**Exercise aim**
Each record below should appear again exactly as written.
**** The records
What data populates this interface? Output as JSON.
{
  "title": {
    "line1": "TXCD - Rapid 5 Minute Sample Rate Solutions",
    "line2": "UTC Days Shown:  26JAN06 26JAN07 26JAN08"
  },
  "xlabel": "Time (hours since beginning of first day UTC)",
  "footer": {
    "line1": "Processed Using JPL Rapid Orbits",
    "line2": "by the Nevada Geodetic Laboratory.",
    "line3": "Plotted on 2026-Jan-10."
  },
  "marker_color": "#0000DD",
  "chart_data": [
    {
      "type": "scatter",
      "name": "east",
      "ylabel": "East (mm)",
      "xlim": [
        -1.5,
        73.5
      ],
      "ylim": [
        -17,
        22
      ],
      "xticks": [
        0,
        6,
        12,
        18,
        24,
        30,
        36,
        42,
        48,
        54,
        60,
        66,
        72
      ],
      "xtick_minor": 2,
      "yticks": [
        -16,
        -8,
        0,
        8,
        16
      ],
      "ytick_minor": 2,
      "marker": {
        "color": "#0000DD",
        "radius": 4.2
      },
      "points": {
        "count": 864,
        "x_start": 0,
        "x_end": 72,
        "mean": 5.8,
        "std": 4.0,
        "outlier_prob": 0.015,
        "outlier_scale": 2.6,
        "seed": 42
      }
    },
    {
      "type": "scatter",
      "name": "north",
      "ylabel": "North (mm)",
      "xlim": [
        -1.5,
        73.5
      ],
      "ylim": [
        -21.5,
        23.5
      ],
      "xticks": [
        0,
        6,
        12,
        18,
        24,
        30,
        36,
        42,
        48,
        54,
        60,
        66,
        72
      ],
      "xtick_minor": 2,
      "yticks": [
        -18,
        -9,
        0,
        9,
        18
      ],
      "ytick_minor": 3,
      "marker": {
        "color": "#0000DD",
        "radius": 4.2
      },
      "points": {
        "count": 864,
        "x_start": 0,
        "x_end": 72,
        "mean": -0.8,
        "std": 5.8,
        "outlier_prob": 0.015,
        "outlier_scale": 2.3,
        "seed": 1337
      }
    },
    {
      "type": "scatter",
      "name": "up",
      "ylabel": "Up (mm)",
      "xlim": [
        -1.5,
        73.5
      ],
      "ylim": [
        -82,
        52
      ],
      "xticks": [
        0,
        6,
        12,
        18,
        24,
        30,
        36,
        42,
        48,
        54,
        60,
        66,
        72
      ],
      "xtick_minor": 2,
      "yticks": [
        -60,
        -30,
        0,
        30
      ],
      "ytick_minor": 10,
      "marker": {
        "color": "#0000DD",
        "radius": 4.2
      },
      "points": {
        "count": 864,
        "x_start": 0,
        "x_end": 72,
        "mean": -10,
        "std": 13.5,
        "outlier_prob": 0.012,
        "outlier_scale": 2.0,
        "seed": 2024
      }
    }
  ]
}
********
**Answer**
What data populates this interface? Output as JSON.
{
  "title": {
    "line1": "TXCD - Rapid 5 Minute Sample Rate Solutions",
    "line2": "UTC Days Shown:  26JAN06 26JAN07 26JAN08"
  },
  "xlabel": "Time (hours since beginning of first day UTC)",
  "footer": {
    "line1": "Processed Using JPL Rapid Orbits",
    "line2": "by the Nevada Geodetic Laboratory.",
    "line3": "Plotted on 2026-Jan-10."
  },
  "marker_color": "#0000DD",
  "chart_data": [
    {
      "type": "scatter",
      "name": "east",
      "ylabel": "East (mm)",
      "xlim": [
        -1.5,
        73.5
      ],
      "ylim": [
        -17,
        22
      ],
      "xticks": [
        0,
        6,
        12,
        18,
        24,
        30,
        36,
        42,
        48,
        54,
        60,
        66,
        72
      ],
      "xtick_minor": 2,
      "yticks": [
        -16,
        -8,
        0,
        8,
        16
      ],
      "ytick_minor": 2,
      "marker": {
        "color": "#0000DD",
        "radius": 4.2
      },
      "points": {
        "count": 864,
        "x_start": 0,
        "x_end": 72,
        "mean": 5.8,
        "std": 4.0,
        "outlier_prob": 0.015,
        "outlier_scale": 2.6,
        "seed": 42
      }
    },
    {
      "type": "scatter",
      "name": "north",
      "ylabel": "North (mm)",
      "xlim": [
        -1.5,
        73.5
      ],
      "ylim": [
        -21.5,
        23.5
      ],
      "xticks": [
        0,
        6,
        12,
        18,
        24,
        30,
        36,
        42,
        48,
        54,
        60,
        66,
        72
      ],
      "xtick_minor": 2,
      "yticks": [
        -18,
        -9,
        0,
        9,
        18
      ],
      "ytick_minor": 3,
      "marker": {
        "color": "#0000DD",
        "radius": 4.2
      },
      "points": {
        "count": 864,
        "x_start": 0,
        "x_end": 72,
        "mean": -0.8,
        "std": 5.8,
        "outlier_prob": 0.015,
        "outlier_scale": 2.3,
        "seed": 1337
      }
    },
    {
      "type": "scatter",
      "name": "up",
      "ylabel": "Up (mm)",
      "xlim": [
        -1.5,
        73.5
      ],
      "ylim": [
        -82,
        52
      ],
      "xticks": [
        0,
        6,
        12,
        18,
        24,
        30,
        36,
        42,
        48,
        54,
        60,
        66,
        72
      ],
      "xtick_minor": 2,
      "yticks": [
        -60,
        -30,
        0,
        30
      ],
      "ytick_minor": 10,
      "marker": {
        "color": "#0000DD",
        "radius": 4.2
      },
      "points": {
        "count": 864,
        "x_start": 0,
        "x_end": 72,
        "mean": -10,
        "std": 13.5,
        "outlier_prob": 0.012,
        "outlier_scale": 2.0,
        "seed": 2024
      }
    }
  ]
}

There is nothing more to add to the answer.